■ **EXERCISE REQUIREMENTS**: Copy every line of the records below word for word, leaving out the pictures.

● ● ● ● ● ● ●

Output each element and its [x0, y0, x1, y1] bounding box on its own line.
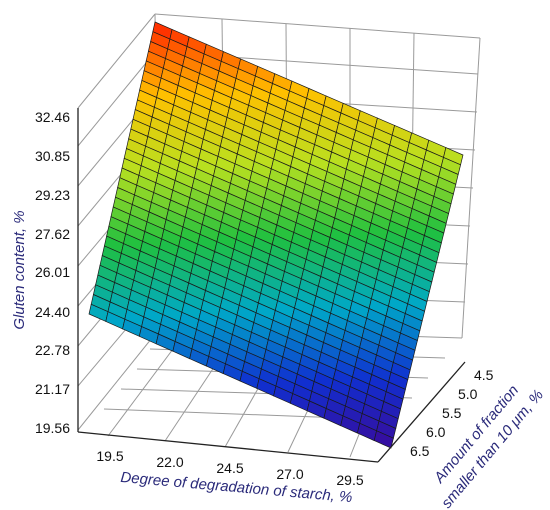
z-tick-label: 32.46	[35, 109, 70, 125]
z-tick-label: 27.62	[35, 226, 70, 242]
x-tick-label: 19.5	[96, 448, 123, 464]
z-tick-label: 19.56	[35, 420, 70, 436]
y-tick-label: 6.5	[410, 443, 430, 459]
z-tick-label: 30.85	[35, 148, 70, 164]
x-tick-label: 27.0	[276, 466, 303, 482]
x-tick-label: 24.5	[216, 460, 243, 476]
tick-labels: 32.46 30.85 29.23 27.62 26.01 24.40 22.7…	[35, 109, 494, 488]
z-tick-label: 22.78	[35, 342, 70, 358]
x-axis-line	[77, 431, 379, 463]
z-tick-label: 24.40	[35, 304, 70, 320]
x-tick-label: 22.0	[156, 454, 183, 470]
z-axis-title: Gluten content, %	[11, 210, 28, 329]
y-axis-line	[377, 361, 466, 463]
y-tick-label: 4.5	[474, 367, 494, 383]
y-tick-label: 5.0	[458, 386, 478, 402]
surface-mesh	[88, 21, 464, 449]
z-tick-label: 29.23	[35, 187, 70, 203]
x-tick-label: 29.5	[336, 472, 363, 488]
z-tick-label: 26.01	[35, 264, 70, 280]
y-tick-label: 5.5	[442, 405, 462, 421]
y-tick-label: 6.0	[426, 424, 446, 440]
z-tick-label: 21.17	[35, 381, 70, 397]
chart-axes	[77, 108, 466, 463]
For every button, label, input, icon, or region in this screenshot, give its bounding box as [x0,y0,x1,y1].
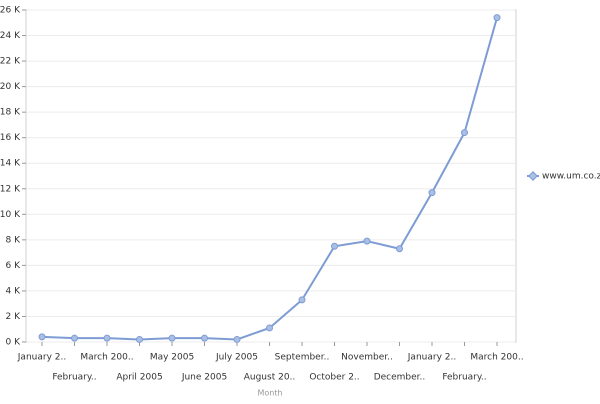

● ● ● ● ● ● ●

■ **RESPONSE TO THIS EXERCISE**:
Output each element and its [x0, y0, x1, y1] bounding box on its own line.
z-tick-label: 32.46	[35, 109, 70, 125]
z-tick-label: 27.62	[35, 226, 70, 242]
x-tick-label: 19.5	[96, 448, 123, 464]
z-tick-label: 19.56	[35, 420, 70, 436]
y-tick-label: 6.5	[410, 443, 430, 459]
z-tick-label: 30.85	[35, 148, 70, 164]
x-tick-label: 27.0	[276, 466, 303, 482]
x-tick-label: 24.5	[216, 460, 243, 476]
tick-labels: 32.46 30.85 29.23 27.62 26.01 24.40 22.7…	[35, 109, 494, 488]
z-tick-label: 22.78	[35, 342, 70, 358]
x-axis-line	[77, 431, 379, 463]
z-tick-label: 24.40	[35, 304, 70, 320]
x-tick-label: 22.0	[156, 454, 183, 470]
z-axis-title: Gluten content, %	[11, 210, 28, 329]
y-axis-line	[377, 361, 466, 463]
y-tick-label: 4.5	[474, 367, 494, 383]
y-tick-label: 5.0	[458, 386, 478, 402]
surface-mesh	[88, 21, 464, 449]
z-tick-label: 29.23	[35, 187, 70, 203]
x-tick-label: 29.5	[336, 472, 363, 488]
z-tick-label: 26.01	[35, 264, 70, 280]
y-tick-label: 5.5	[442, 405, 462, 421]
y-tick-label: 6.0	[426, 424, 446, 440]
z-tick-label: 21.17	[35, 381, 70, 397]
chart-axes	[77, 108, 466, 463]
For every button, label, input, icon, or region in this screenshot, give its bounding box as [x0,y0,x1,y1].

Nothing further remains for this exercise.